Stored data entries:
════════

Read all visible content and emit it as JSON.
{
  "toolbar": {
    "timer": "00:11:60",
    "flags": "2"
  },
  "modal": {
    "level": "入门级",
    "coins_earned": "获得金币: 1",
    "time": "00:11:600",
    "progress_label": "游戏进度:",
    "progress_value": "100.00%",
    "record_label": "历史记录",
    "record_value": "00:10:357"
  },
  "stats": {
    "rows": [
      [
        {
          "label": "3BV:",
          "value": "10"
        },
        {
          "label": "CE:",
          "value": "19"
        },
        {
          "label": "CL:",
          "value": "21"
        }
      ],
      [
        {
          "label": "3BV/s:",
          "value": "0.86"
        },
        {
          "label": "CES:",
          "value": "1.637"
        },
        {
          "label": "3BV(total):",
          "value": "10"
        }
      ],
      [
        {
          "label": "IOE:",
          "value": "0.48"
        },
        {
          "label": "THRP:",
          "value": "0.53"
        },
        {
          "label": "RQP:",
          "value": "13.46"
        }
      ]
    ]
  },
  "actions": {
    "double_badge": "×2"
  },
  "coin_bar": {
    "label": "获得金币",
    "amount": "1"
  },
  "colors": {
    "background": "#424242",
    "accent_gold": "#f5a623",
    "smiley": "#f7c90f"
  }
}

════════

▶ _Exercise objective_: Please output the entire listing exactly as it stands.

▶ _Solved problem_:
Read all visible content and emit it as JSON.
{
  "toolbar": {
    "timer": "00:11:60",
    "flags": "2"
  },
  "modal": {
    "level": "入门级",
    "coins_earned": "获得金币: 1",
    "time": "00:11:600",
    "progress_label": "游戏进度:",
    "progress_value": "100.00%",
    "record_label": "历史记录",
    "record_value": "00:10:357"
  },
  "stats": {
    "rows": [
      [
        {
          "label": "3BV:",
          "value": "10"
        },
        {
          "label": "CE:",
          "value": "19"
        },
        {
          "label": "CL:",
          "value": "21"
        }
      ],
      [
        {
          "label": "3BV/s:",
          "value": "0.86"
        },
        {
          "label": "CES:",
          "value": "1.637"
        },
        {
          "label": "3BV(total):",
          "value": "10"
        }
      ],
      [
        {
          "label": "IOE:",
          "value": "0.48"
        },
        {
          "label": "THRP:",
          "value": "0.53"
        },
        {
          "label": "RQP:",
          "value": "13.46"
        }
      ]
    ]
  },
  "actions": {
    "double_badge": "×2"
  },
  "coin_bar": {
    "label": "获得金币",
    "amount": "1"
  },
  "colors": {
    "background": "#424242",
    "accent_gold": "#f5a623",
    "smiley": "#f7c90f"
  }
}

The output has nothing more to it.